→ Условие задачи 1: Какие шведские корабли захватила эскадра Сенявина в бою 24 мая 1719 года, согласно отрывку об этом морском сражении?
→ Условие задачи 2: Продолжите отрывок о победе эскадры Наума Сенявина над шведами в мае 1719 года, начав сразу после его последнего предложения.

→ Предложенный отрывок:
──────────

В мае 1719 г., после большой и во всех отношениях эффективной морской разведки, совершенной из Ревеля капитаном-командором Фангофом, русскому военно-морскому командованию стало известно о выходе из порта Пиллау в море шведских военных кораблей. Для нападения на шведские корабли немедленно вышел из Ревеля в море капитан второго ранга Наум Сенявин с шестью линейными кораблями и одной шнявой. Утром 24 мая Сенявин настиг шведскую эскадру и начал бой, закончившийся полной победой русского флота. Были захвачены линейный 52-пушечный корабль «Вахмейстер», 35-пушечный фрегат «Карлскронваген», 12-пушечная бригантина «Бернгардус». В плен попали 11 шведских офицеров и 376 нижних чинов, а кроме того, шведы потеряли около 50 человек убитыми и 13 человек ранеными. Русские потери в людях были ничтожны, материальные повреждения также невелики.

──────────

→ Выдержка из данных:
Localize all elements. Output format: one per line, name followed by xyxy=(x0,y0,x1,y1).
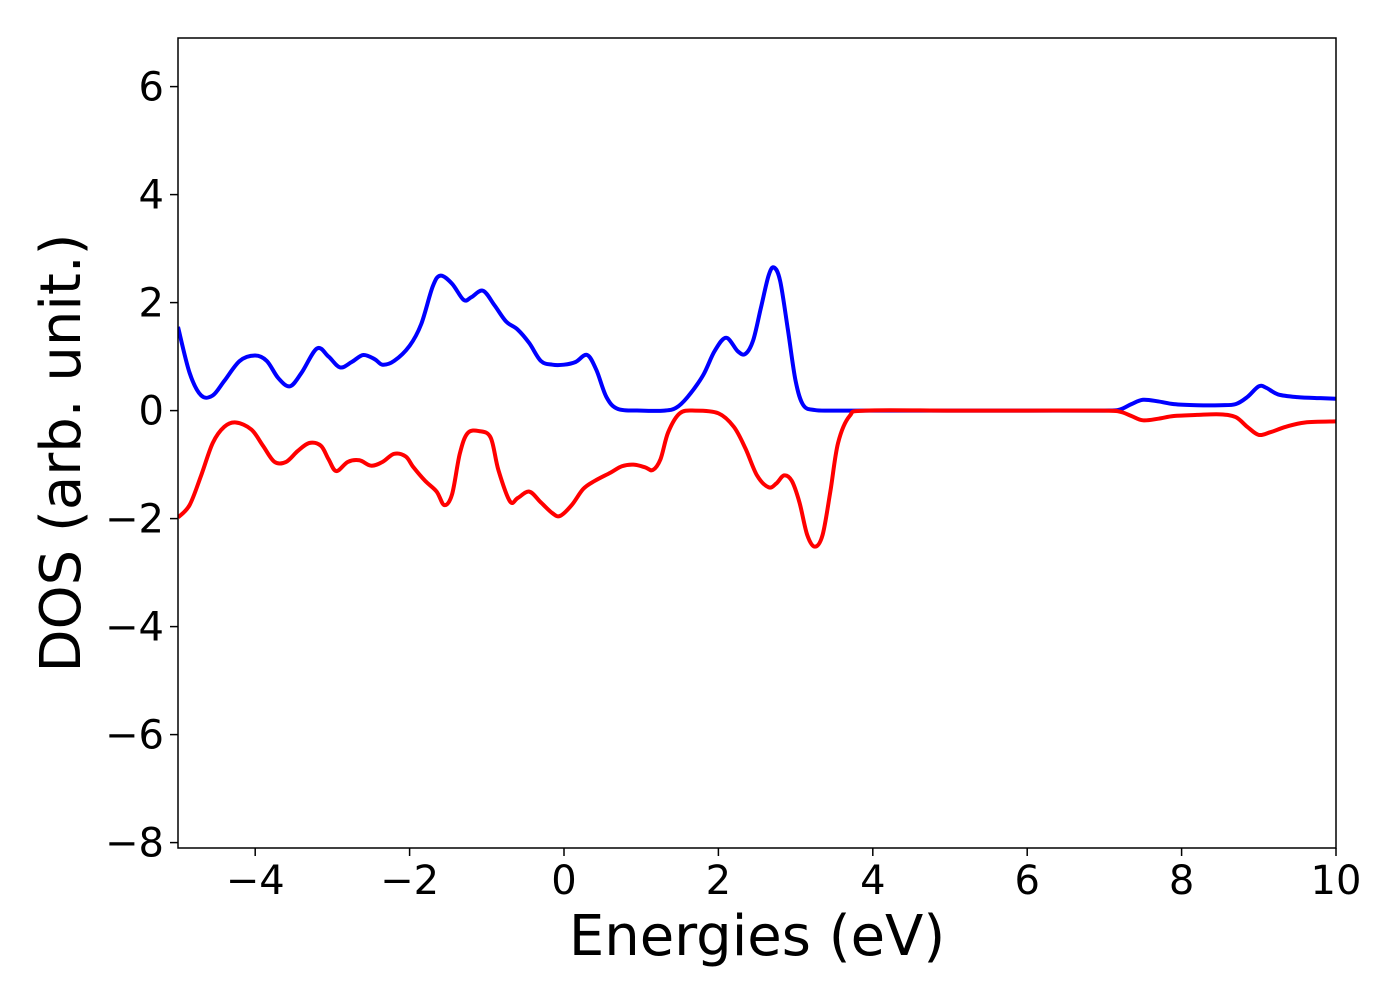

──────────

→ Итоговый ответ 1: 52-пушечный линейный корабль «Вахмейстер», 35-пушечный фрегат «Карлскронваген» и 12-пушечная бригантина «Бернгардус».

→ Итоговый ответ 2:
Такая удача произвела сильное впечатление в Швеции. Впечатление это было усилено многочисленными пленениями шведских купеческих судов и приводом их в Петербург. Действия русского флота чрезвычайно беспокоили Швецию и усиливали растерянность в стране.
9 июня 1719 г. вице-адмирал Петр Алексеевич Михайлов, он же царь всероссийский, вышел с состоявшей под его личной командой эскадрой от Котлина в Ревель, а Апраксин пошел с галерами к Гангуту. У Петра было 12 линейных кораблей, 2 прама, 2 бомбардирских судна, несколько шняв и бригантин. Когда котлинская эскадра 19 июня соединилась в Ревеле со стоявшими там кораблями, то в распоряжении Петра оказался, кроме фрегата и бомбардирских судов, 21 линейный корабль, снабженный обильной артиллерией (1672 орудия) и с большим экипажем - 10711 человек.
Этого было бы достаточно не только для сравнительно безопасного крейсирования по Финскому и Ботническому заливам, но и для прикрытия десанта. Ведь с 19 линейными кораблями, которыми в этот момент располагали шведы, слишком рискованно было бы предпринять что-либо на море против русской эскадры.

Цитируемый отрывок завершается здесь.